• [TASK DIRECTIONS]
Using the material below, copy every line where "تماثلة" appears.
··· INPUT FOR THIS TASK
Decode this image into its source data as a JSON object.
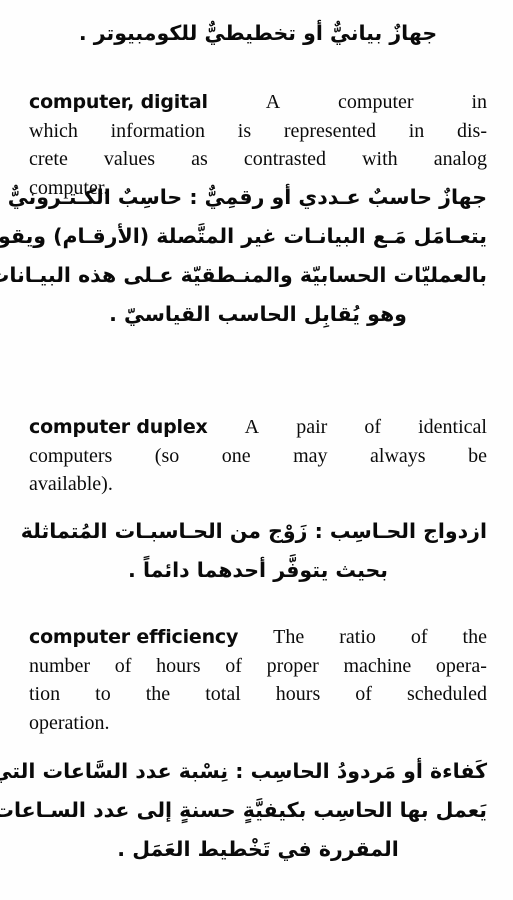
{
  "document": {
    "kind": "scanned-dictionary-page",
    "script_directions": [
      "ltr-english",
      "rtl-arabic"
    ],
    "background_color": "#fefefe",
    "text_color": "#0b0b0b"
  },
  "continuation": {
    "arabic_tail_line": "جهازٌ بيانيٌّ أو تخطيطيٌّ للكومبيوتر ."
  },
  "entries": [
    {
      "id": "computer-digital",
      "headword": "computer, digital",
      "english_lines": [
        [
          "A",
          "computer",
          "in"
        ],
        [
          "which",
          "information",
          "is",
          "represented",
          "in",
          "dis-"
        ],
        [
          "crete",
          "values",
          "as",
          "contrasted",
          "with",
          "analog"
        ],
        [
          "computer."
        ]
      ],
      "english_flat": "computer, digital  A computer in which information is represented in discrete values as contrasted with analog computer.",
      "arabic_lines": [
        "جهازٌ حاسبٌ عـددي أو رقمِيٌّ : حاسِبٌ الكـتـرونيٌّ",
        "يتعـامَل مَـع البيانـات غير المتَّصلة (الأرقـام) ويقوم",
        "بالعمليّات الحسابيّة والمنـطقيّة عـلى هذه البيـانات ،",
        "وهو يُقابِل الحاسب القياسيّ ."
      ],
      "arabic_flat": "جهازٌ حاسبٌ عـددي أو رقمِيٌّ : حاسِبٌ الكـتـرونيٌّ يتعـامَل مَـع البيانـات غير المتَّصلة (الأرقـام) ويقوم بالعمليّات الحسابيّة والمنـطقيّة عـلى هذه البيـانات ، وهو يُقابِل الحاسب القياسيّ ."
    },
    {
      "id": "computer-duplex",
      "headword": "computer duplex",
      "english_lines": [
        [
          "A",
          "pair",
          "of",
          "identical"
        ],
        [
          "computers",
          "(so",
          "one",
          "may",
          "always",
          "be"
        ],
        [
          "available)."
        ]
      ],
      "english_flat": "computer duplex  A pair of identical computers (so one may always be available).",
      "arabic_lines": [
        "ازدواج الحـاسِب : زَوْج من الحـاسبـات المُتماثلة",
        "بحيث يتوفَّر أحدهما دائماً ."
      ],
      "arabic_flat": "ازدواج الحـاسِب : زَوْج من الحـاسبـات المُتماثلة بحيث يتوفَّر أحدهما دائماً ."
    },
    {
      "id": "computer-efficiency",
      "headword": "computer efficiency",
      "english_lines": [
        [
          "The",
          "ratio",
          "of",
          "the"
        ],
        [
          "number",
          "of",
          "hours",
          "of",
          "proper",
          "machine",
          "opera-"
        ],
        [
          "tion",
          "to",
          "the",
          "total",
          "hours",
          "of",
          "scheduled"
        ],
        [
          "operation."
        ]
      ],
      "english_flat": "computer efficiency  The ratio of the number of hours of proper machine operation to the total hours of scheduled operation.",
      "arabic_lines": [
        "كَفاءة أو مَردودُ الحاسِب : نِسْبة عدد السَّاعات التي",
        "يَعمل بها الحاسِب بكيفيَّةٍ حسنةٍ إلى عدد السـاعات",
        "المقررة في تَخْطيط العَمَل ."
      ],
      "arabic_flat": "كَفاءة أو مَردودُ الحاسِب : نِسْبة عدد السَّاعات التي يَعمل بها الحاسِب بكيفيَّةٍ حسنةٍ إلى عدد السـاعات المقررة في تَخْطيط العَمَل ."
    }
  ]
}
······
• [RESPONSE TO THE EXERCISE]
        "ازدواج الحـاسِب : زَوْج من الحـاسبـات المُتماثلة",
      "arabic_flat": "ازدواج الحـاسِب : زَوْج من الحـاسبـات المُتماثلة بحيث يتوفَّر أحدهما دائماً ."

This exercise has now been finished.